Output the lines below verbatim.

─── Given information

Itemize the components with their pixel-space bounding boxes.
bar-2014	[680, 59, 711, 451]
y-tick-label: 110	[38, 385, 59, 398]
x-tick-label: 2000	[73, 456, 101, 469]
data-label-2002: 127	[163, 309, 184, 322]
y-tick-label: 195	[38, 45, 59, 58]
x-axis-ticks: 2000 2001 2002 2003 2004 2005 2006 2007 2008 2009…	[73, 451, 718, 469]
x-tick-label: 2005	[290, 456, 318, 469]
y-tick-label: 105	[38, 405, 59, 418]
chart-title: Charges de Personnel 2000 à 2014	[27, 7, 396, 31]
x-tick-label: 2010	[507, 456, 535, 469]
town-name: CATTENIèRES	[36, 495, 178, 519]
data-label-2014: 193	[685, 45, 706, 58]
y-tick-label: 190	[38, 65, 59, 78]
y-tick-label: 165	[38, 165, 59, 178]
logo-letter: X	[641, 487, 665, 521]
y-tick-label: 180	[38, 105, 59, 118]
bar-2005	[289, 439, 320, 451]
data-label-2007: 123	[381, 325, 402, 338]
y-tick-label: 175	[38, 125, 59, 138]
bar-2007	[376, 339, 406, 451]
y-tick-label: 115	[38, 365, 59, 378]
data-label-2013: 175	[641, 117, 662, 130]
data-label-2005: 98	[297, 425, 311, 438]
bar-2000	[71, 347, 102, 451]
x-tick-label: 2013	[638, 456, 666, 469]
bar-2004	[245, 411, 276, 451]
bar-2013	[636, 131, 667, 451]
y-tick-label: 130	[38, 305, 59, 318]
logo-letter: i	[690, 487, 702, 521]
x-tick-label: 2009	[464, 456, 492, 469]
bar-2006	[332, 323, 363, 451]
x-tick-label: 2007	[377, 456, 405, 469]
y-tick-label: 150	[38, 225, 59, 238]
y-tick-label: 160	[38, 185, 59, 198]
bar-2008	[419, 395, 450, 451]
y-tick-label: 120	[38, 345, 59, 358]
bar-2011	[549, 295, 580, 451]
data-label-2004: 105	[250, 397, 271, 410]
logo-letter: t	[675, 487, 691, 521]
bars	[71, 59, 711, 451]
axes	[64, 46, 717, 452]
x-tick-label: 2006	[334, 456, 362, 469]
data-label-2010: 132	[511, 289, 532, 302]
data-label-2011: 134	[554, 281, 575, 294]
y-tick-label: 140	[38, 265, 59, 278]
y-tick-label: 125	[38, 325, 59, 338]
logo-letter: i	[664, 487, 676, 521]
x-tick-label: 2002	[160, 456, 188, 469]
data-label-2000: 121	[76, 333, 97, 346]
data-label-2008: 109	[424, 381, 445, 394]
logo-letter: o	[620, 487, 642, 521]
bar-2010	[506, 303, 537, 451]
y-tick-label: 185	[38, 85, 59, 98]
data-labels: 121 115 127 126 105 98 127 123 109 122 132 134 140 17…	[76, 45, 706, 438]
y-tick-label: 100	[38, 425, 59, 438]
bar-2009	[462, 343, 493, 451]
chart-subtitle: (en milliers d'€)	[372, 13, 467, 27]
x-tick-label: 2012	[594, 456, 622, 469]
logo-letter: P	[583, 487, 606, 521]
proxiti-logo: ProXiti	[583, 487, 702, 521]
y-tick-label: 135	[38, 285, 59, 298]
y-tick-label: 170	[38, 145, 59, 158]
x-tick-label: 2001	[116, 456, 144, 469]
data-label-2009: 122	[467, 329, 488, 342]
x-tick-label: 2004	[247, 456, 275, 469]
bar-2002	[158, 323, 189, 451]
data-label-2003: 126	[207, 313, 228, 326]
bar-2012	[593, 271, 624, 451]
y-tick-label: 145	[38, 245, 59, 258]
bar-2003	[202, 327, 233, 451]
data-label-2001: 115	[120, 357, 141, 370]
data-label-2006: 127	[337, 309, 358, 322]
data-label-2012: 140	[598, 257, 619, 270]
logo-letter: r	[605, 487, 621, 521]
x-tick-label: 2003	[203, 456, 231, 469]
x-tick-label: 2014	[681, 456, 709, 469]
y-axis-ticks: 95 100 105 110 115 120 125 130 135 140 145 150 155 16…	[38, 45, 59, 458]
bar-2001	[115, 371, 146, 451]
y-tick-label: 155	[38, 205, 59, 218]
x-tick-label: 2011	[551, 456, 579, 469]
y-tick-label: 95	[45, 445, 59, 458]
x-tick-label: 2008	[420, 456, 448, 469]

──────

# Written solution:
Itemize the components with their pixel-space bounding boxes.
bar-2014	[680, 59, 711, 451]
y-tick-label: 110	[38, 385, 59, 398]
x-tick-label: 2000	[73, 456, 101, 469]
data-label-2002: 127	[163, 309, 184, 322]
y-tick-label: 195	[38, 45, 59, 58]
x-axis-ticks: 2000 2001 2002 2003 2004 2005 2006 2007 2008 2009…	[73, 451, 718, 469]
x-tick-label: 2005	[290, 456, 318, 469]
y-tick-label: 105	[38, 405, 59, 418]
chart-title: Charges de Personnel 2000 à 2014	[27, 7, 396, 31]
x-tick-label: 2010	[507, 456, 535, 469]
town-name: CATTENIèRES	[36, 495, 178, 519]
data-label-2014: 193	[685, 45, 706, 58]
y-tick-label: 190	[38, 65, 59, 78]
y-tick-label: 165	[38, 165, 59, 178]
logo-letter: X	[641, 487, 665, 521]
y-tick-label: 180	[38, 105, 59, 118]
bar-2005	[289, 439, 320, 451]
data-label-2007: 123	[381, 325, 402, 338]
y-tick-label: 175	[38, 125, 59, 138]
bar-2007	[376, 339, 406, 451]
y-tick-label: 115	[38, 365, 59, 378]
data-label-2013: 175	[641, 117, 662, 130]
data-label-2005: 98	[297, 425, 311, 438]
bar-2000	[71, 347, 102, 451]
x-tick-label: 2013	[638, 456, 666, 469]
bar-2004	[245, 411, 276, 451]
bar-2013	[636, 131, 667, 451]
y-tick-label: 130	[38, 305, 59, 318]
logo-letter: i	[690, 487, 702, 521]
x-tick-label: 2009	[464, 456, 492, 469]
bar-2006	[332, 323, 363, 451]
x-tick-label: 2007	[377, 456, 405, 469]
y-tick-label: 150	[38, 225, 59, 238]
y-tick-label: 160	[38, 185, 59, 198]
bar-2008	[419, 395, 450, 451]
y-tick-label: 120	[38, 345, 59, 358]
bar-2011	[549, 295, 580, 451]
data-label-2004: 105	[250, 397, 271, 410]
logo-letter: t	[675, 487, 691, 521]
bars	[71, 59, 711, 451]
axes	[64, 46, 717, 452]
x-tick-label: 2006	[334, 456, 362, 469]
data-label-2010: 132	[511, 289, 532, 302]
data-label-2011: 134	[554, 281, 575, 294]
y-tick-label: 140	[38, 265, 59, 278]
y-tick-label: 125	[38, 325, 59, 338]
logo-letter: i	[664, 487, 676, 521]
x-tick-label: 2002	[160, 456, 188, 469]
data-label-2000: 121	[76, 333, 97, 346]
data-label-2008: 109	[424, 381, 445, 394]
logo-letter: o	[620, 487, 642, 521]
bar-2010	[506, 303, 537, 451]
y-tick-label: 185	[38, 85, 59, 98]
data-labels: 121 115 127 126 105 98 127 123 109 122 132 134 140 17…	[76, 45, 706, 438]
y-tick-label: 100	[38, 425, 59, 438]
bar-2009	[462, 343, 493, 451]
chart-subtitle: (en milliers d'€)	[372, 13, 467, 27]
x-tick-label: 2012	[594, 456, 622, 469]
logo-letter: P	[583, 487, 606, 521]
proxiti-logo: ProXiti	[583, 487, 702, 521]
y-tick-label: 135	[38, 285, 59, 298]
y-tick-label: 170	[38, 145, 59, 158]
x-tick-label: 2001	[116, 456, 144, 469]
data-label-2009: 122	[467, 329, 488, 342]
x-tick-label: 2004	[247, 456, 275, 469]
bar-2002	[158, 323, 189, 451]
data-label-2003: 126	[207, 313, 228, 326]
bar-2012	[593, 271, 624, 451]
y-tick-label: 145	[38, 245, 59, 258]
bar-2003	[202, 327, 233, 451]
data-label-2001: 115	[120, 357, 141, 370]
data-label-2006: 127	[337, 309, 358, 322]
data-label-2012: 140	[598, 257, 619, 270]
logo-letter: r	[605, 487, 621, 521]
x-tick-label: 2003	[203, 456, 231, 469]
x-tick-label: 2014	[681, 456, 709, 469]
y-axis-ticks: 95 100 105 110 115 120 125 130 135 140 145 150 155 16…	[38, 45, 59, 458]
bar-2001	[115, 371, 146, 451]
y-tick-label: 155	[38, 205, 59, 218]
x-tick-label: 2011	[551, 456, 579, 469]
y-tick-label: 95	[45, 445, 59, 458]
x-tick-label: 2008	[420, 456, 448, 469]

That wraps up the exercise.